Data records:

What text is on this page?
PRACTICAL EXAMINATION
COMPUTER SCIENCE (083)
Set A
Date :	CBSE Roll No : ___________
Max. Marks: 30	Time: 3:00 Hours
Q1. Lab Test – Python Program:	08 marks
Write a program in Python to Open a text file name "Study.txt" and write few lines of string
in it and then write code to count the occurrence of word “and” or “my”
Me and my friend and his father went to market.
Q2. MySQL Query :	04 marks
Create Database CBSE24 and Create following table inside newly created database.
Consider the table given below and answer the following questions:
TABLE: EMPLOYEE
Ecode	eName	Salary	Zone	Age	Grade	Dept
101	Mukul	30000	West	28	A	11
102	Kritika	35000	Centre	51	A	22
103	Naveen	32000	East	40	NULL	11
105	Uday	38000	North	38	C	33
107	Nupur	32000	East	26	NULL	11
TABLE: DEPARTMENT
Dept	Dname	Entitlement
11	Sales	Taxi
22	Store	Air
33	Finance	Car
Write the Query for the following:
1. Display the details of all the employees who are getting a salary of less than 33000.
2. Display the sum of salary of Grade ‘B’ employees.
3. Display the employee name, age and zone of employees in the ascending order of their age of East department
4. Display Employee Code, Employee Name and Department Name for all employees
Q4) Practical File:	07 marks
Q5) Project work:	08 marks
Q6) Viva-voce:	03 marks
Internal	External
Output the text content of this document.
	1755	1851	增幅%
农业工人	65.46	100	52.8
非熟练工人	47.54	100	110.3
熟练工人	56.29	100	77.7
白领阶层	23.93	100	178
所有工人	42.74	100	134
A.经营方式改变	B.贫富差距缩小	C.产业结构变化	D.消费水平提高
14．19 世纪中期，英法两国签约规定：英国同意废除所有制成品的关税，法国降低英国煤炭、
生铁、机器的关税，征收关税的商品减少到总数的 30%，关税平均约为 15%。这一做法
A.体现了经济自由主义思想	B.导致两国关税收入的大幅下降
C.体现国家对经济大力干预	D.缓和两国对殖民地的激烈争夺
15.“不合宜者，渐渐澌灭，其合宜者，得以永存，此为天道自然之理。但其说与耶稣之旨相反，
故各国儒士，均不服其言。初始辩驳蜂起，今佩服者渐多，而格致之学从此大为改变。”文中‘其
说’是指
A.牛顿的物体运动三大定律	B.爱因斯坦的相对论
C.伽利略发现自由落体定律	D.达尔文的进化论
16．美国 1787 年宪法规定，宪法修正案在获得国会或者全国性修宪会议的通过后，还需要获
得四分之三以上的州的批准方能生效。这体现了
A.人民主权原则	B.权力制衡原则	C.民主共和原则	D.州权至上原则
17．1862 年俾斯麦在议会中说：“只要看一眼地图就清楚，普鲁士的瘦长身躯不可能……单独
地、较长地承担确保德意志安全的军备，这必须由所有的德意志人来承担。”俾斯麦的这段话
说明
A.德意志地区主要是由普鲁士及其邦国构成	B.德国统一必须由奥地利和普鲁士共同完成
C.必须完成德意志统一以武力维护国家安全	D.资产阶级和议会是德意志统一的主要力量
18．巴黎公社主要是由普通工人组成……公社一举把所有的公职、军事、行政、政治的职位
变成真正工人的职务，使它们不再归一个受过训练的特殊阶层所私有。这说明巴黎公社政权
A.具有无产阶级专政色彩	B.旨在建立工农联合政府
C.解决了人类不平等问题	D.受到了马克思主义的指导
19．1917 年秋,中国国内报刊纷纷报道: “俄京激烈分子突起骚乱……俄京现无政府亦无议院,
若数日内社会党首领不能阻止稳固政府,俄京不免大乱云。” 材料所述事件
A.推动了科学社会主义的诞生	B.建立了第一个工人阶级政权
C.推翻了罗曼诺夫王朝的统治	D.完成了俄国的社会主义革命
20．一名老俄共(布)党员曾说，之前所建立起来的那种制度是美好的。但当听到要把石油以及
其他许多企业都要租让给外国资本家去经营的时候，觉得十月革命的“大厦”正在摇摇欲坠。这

● **Goal of the exercise**
Copy every record exactly as presented.

● **Reply**
What text is on this page?
PRACTICAL EXAMINATION
COMPUTER SCIENCE (083)
Set A
Date :	CBSE Roll No : ___________
Max. Marks: 30	Time: 3:00 Hours
Q1. Lab Test – Python Program:	08 marks
Write a program in Python to Open a text file name "Study.txt" and write few lines of string
in it and then write code to count the occurrence of word “and” or “my”
Me and my friend and his father went to market.
Q2. MySQL Query :	04 marks
Create Database CBSE24 and Create following table inside newly created database.
Consider the table given below and answer the following questions:
TABLE: EMPLOYEE
Ecode	eName	Salary	Zone	Age	Grade	Dept
101	Mukul	30000	West	28	A	11
102	Kritika	35000	Centre	51	A	22
103	Naveen	32000	East	40	NULL	11
105	Uday	38000	North	38	C	33
107	Nupur	32000	East	26	NULL	11
TABLE: DEPARTMENT
Dept	Dname	Entitlement
11	Sales	Taxi
22	Store	Air
33	Finance	Car
Write the Query for the following:
1. Display the details of all the employees who are getting a salary of less than 33000.
2. Display the sum of salary of Grade ‘B’ employees.
3. Display the employee name, age and zone of employees in the ascending order of their age of East department
4. Display Employee Code, Employee Name and Department Name for all employees
Q4) Practical File:	07 marks
Q5) Project work:	08 marks
Q6) Viva-voce:	03 marks
Internal	External
Output the text content of this document.
	1755	1851	增幅%
农业工人	65.46	100	52.8
非熟练工人	47.54	100	110.3
熟练工人	56.29	100	77.7
白领阶层	23.93	100	178
所有工人	42.74	100	134
A.经营方式改变	B.贫富差距缩小	C.产业结构变化	D.消费水平提高
14．19 世纪中期，英法两国签约规定：英国同意废除所有制成品的关税，法国降低英国煤炭、
生铁、机器的关税，征收关税的商品减少到总数的 30%，关税平均约为 15%。这一做法
A.体现了经济自由主义思想	B.导致两国关税收入的大幅下降
C.体现国家对经济大力干预	D.缓和两国对殖民地的激烈争夺
15.“不合宜者，渐渐澌灭，其合宜者，得以永存，此为天道自然之理。但其说与耶稣之旨相反，
故各国儒士，均不服其言。初始辩驳蜂起，今佩服者渐多，而格致之学从此大为改变。”文中‘其
说’是指
A.牛顿的物体运动三大定律	B.爱因斯坦的相对论
C.伽利略发现自由落体定律	D.达尔文的进化论
16．美国 1787 年宪法规定，宪法修正案在获得国会或者全国性修宪会议的通过后，还需要获
得四分之三以上的州的批准方能生效。这体现了
A.人民主权原则	B.权力制衡原则	C.民主共和原则	D.州权至上原则
17．1862 年俾斯麦在议会中说：“只要看一眼地图就清楚，普鲁士的瘦长身躯不可能……单独
地、较长地承担确保德意志安全的军备，这必须由所有的德意志人来承担。”俾斯麦的这段话
说明
A.德意志地区主要是由普鲁士及其邦国构成	B.德国统一必须由奥地利和普鲁士共同完成
C.必须完成德意志统一以武力维护国家安全	D.资产阶级和议会是德意志统一的主要力量
18．巴黎公社主要是由普通工人组成……公社一举把所有的公职、军事、行政、政治的职位
变成真正工人的职务，使它们不再归一个受过训练的特殊阶层所私有。这说明巴黎公社政权
A.具有无产阶级专政色彩	B.旨在建立工农联合政府
C.解决了人类不平等问题	D.受到了马克思主义的指导
19．1917 年秋,中国国内报刊纷纷报道: “俄京激烈分子突起骚乱……俄京现无政府亦无议院,
若数日内社会党首领不能阻止稳固政府,俄京不免大乱云。” 材料所述事件
A.推动了科学社会主义的诞生	B.建立了第一个工人阶级政权
C.推翻了罗曼诺夫王朝的统治	D.完成了俄国的社会主义革命
20．一名老俄共(布)党员曾说，之前所建立起来的那种制度是美好的。但当听到要把石油以及
其他许多企业都要租让给外国资本家去经营的时候，觉得十月革命的“大厦”正在摇摇欲坠。这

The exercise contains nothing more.